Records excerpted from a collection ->
--- Start ---
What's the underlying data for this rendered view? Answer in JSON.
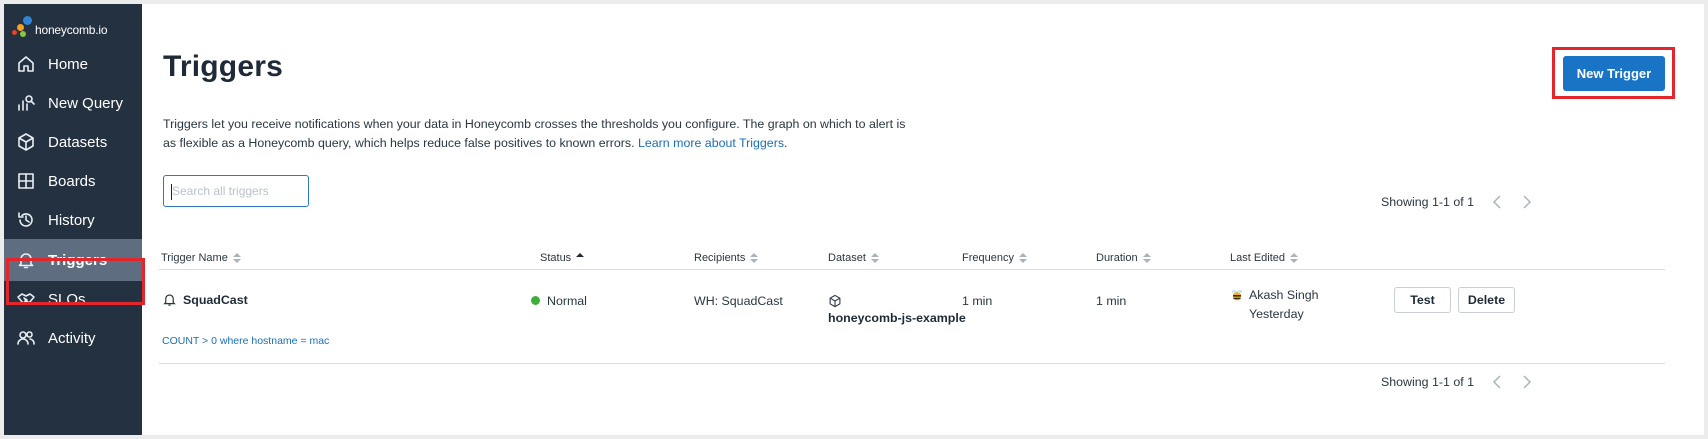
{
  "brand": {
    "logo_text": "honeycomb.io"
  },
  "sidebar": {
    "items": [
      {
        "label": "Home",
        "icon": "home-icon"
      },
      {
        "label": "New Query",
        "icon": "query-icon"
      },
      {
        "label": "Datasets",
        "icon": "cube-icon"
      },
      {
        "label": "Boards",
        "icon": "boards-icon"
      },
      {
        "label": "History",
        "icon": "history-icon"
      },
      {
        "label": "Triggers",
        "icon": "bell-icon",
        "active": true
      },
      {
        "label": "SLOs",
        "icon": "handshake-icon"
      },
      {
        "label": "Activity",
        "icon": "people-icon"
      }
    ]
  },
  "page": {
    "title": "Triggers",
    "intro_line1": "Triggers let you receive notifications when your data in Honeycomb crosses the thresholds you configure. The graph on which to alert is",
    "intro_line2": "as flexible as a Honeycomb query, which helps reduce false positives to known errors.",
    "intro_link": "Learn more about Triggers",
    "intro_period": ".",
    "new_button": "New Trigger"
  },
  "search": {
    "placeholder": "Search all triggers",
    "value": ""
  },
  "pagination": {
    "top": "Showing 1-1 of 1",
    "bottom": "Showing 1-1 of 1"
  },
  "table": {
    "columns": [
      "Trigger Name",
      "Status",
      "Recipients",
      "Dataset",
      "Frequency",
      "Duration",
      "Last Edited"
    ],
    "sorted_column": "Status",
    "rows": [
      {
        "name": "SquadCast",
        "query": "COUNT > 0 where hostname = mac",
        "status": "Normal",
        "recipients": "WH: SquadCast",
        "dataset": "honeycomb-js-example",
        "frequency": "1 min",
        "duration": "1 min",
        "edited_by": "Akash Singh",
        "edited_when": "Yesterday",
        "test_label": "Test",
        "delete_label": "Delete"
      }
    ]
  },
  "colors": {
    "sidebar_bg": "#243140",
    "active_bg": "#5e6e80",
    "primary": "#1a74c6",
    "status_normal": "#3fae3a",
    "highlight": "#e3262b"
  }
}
--- End ---
Repeat the material verbatim. Do not carry over any picture.

EXERCISE ANSWER ->
What's the underlying data for this rendered view? Answer in JSON.
{
  "brand": {
    "logo_text": "honeycomb.io"
  },
  "sidebar": {
    "items": [
      {
        "label": "Home",
        "icon": "home-icon"
      },
      {
        "label": "New Query",
        "icon": "query-icon"
      },
      {
        "label": "Datasets",
        "icon": "cube-icon"
      },
      {
        "label": "Boards",
        "icon": "boards-icon"
      },
      {
        "label": "History",
        "icon": "history-icon"
      },
      {
        "label": "Triggers",
        "icon": "bell-icon",
        "active": true
      },
      {
        "label": "SLOs",
        "icon": "handshake-icon"
      },
      {
        "label": "Activity",
        "icon": "people-icon"
      }
    ]
  },
  "page": {
    "title": "Triggers",
    "intro_line1": "Triggers let you receive notifications when your data in Honeycomb crosses the thresholds you configure. The graph on which to alert is",
    "intro_line2": "as flexible as a Honeycomb query, which helps reduce false positives to known errors.",
    "intro_link": "Learn more about Triggers",
    "intro_period": ".",
    "new_button": "New Trigger"
  },
  "search": {
    "placeholder": "Search all triggers",
    "value": ""
  },
  "pagination": {
    "top": "Showing 1-1 of 1",
    "bottom": "Showing 1-1 of 1"
  },
  "table": {
    "columns": [
      "Trigger Name",
      "Status",
      "Recipients",
      "Dataset",
      "Frequency",
      "Duration",
      "Last Edited"
    ],
    "sorted_column": "Status",
    "rows": [
      {
        "name": "SquadCast",
        "query": "COUNT > 0 where hostname = mac",
        "status": "Normal",
        "recipients": "WH: SquadCast",
        "dataset": "honeycomb-js-example",
        "frequency": "1 min",
        "duration": "1 min",
        "edited_by": "Akash Singh",
        "edited_when": "Yesterday",
        "test_label": "Test",
        "delete_label": "Delete"
      }
    ]
  },
  "colors": {
    "sidebar_bg": "#243140",
    "active_bg": "#5e6e80",
    "primary": "#1a74c6",
    "status_normal": "#3fae3a",
    "highlight": "#e3262b"
  }
}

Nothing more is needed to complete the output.